Start of Source material
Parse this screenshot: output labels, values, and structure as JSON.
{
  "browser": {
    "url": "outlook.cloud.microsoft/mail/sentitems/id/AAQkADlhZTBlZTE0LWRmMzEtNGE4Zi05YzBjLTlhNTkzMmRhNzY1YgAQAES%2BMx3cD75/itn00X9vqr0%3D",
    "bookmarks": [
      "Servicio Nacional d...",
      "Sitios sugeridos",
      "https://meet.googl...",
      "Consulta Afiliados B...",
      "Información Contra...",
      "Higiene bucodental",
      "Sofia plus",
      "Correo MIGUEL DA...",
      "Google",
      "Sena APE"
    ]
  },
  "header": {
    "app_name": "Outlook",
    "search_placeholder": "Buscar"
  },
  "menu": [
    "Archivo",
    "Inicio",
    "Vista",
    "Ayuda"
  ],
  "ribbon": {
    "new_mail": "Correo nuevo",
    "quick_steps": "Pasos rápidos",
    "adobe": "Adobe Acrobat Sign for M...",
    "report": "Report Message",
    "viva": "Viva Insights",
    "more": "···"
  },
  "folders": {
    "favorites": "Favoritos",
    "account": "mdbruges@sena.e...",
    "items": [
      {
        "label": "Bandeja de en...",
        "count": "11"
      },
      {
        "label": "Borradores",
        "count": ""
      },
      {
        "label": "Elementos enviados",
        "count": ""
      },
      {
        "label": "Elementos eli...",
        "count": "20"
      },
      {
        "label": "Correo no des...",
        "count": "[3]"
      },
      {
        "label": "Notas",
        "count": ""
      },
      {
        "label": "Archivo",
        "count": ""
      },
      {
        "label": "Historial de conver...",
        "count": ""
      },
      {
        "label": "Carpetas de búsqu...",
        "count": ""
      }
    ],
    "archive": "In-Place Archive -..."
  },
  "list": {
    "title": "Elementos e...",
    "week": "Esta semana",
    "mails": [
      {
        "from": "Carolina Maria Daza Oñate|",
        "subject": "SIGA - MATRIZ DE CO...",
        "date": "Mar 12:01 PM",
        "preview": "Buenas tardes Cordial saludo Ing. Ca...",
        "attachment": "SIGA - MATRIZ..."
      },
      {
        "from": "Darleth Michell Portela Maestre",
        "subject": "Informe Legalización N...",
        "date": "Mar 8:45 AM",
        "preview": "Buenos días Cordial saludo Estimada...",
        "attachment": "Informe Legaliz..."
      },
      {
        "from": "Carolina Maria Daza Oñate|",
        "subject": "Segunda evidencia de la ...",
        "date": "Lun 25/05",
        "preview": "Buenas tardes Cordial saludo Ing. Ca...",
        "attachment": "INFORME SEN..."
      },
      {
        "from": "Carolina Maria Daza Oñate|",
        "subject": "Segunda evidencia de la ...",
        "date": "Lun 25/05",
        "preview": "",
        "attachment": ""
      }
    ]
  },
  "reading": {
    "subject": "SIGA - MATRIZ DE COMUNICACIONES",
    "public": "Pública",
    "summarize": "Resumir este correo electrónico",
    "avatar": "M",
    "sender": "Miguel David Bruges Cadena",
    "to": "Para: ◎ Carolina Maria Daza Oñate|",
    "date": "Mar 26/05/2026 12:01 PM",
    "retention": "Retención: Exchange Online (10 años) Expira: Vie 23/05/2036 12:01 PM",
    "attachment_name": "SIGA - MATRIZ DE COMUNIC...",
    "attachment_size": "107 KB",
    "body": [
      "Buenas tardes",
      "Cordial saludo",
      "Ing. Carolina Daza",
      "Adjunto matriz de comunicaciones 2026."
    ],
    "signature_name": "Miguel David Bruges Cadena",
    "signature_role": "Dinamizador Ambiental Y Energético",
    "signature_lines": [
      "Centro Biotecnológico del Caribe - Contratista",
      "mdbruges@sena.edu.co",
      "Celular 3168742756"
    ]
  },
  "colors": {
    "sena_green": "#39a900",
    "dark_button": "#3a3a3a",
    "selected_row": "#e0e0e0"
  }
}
End of Source material
** Instructions to follow **
Would you give the material above again, complete and exact?

** Expected output **
Parse this screenshot: output labels, values, and structure as JSON.
{
  "browser": {
    "url": "outlook.cloud.microsoft/mail/sentitems/id/AAQkADlhZTBlZTE0LWRmMzEtNGE4Zi05YzBjLTlhNTkzMmRhNzY1YgAQAES%2BMx3cD75/itn00X9vqr0%3D",
    "bookmarks": [
      "Servicio Nacional d...",
      "Sitios sugeridos",
      "https://meet.googl...",
      "Consulta Afiliados B...",
      "Información Contra...",
      "Higiene bucodental",
      "Sofia plus",
      "Correo MIGUEL DA...",
      "Google",
      "Sena APE"
    ]
  },
  "header": {
    "app_name": "Outlook",
    "search_placeholder": "Buscar"
  },
  "menu": [
    "Archivo",
    "Inicio",
    "Vista",
    "Ayuda"
  ],
  "ribbon": {
    "new_mail": "Correo nuevo",
    "quick_steps": "Pasos rápidos",
    "adobe": "Adobe Acrobat Sign for M...",
    "report": "Report Message",
    "viva": "Viva Insights",
    "more": "···"
  },
  "folders": {
    "favorites": "Favoritos",
    "account": "mdbruges@sena.e...",
    "items": [
      {
        "label": "Bandeja de en...",
        "count": "11"
      },
      {
        "label": "Borradores",
        "count": ""
      },
      {
        "label": "Elementos enviados",
        "count": ""
      },
      {
        "label": "Elementos eli...",
        "count": "20"
      },
      {
        "label": "Correo no des...",
        "count": "[3]"
      },
      {
        "label": "Notas",
        "count": ""
      },
      {
        "label": "Archivo",
        "count": ""
      },
      {
        "label": "Historial de conver...",
        "count": ""
      },
      {
        "label": "Carpetas de búsqu...",
        "count": ""
      }
    ],
    "archive": "In-Place Archive -..."
  },
  "list": {
    "title": "Elementos e...",
    "week": "Esta semana",
    "mails": [
      {
        "from": "Carolina Maria Daza Oñate|",
        "subject": "SIGA - MATRIZ DE CO...",
        "date": "Mar 12:01 PM",
        "preview": "Buenas tardes Cordial saludo Ing. Ca...",
        "attachment": "SIGA - MATRIZ..."
      },
      {
        "from": "Darleth Michell Portela Maestre",
        "subject": "Informe Legalización N...",
        "date": "Mar 8:45 AM",
        "preview": "Buenos días Cordial saludo Estimada...",
        "attachment": "Informe Legaliz..."
      },
      {
        "from": "Carolina Maria Daza Oñate|",
        "subject": "Segunda evidencia de la ...",
        "date": "Lun 25/05",
        "preview": "Buenas tardes Cordial saludo Ing. Ca...",
        "attachment": "INFORME SEN..."
      },
      {
        "from": "Carolina Maria Daza Oñate|",
        "subject": "Segunda evidencia de la ...",
        "date": "Lun 25/05",
        "preview": "",
        "attachment": ""
      }
    ]
  },
  "reading": {
    "subject": "SIGA - MATRIZ DE COMUNICACIONES",
    "public": "Pública",
    "summarize": "Resumir este correo electrónico",
    "avatar": "M",
    "sender": "Miguel David Bruges Cadena",
    "to": "Para: ◎ Carolina Maria Daza Oñate|",
    "date": "Mar 26/05/2026 12:01 PM",
    "retention": "Retención: Exchange Online (10 años) Expira: Vie 23/05/2036 12:01 PM",
    "attachment_name": "SIGA - MATRIZ DE COMUNIC...",
    "attachment_size": "107 KB",
    "body": [
      "Buenas tardes",
      "Cordial saludo",
      "Ing. Carolina Daza",
      "Adjunto matriz de comunicaciones 2026."
    ],
    "signature_name": "Miguel David Bruges Cadena",
    "signature_role": "Dinamizador Ambiental Y Energético",
    "signature_lines": [
      "Centro Biotecnológico del Caribe - Contratista",
      "mdbruges@sena.edu.co",
      "Celular 3168742756"
    ]
  },
  "colors": {
    "sena_green": "#39a900",
    "dark_button": "#3a3a3a",
    "selected_row": "#e0e0e0"
  }
}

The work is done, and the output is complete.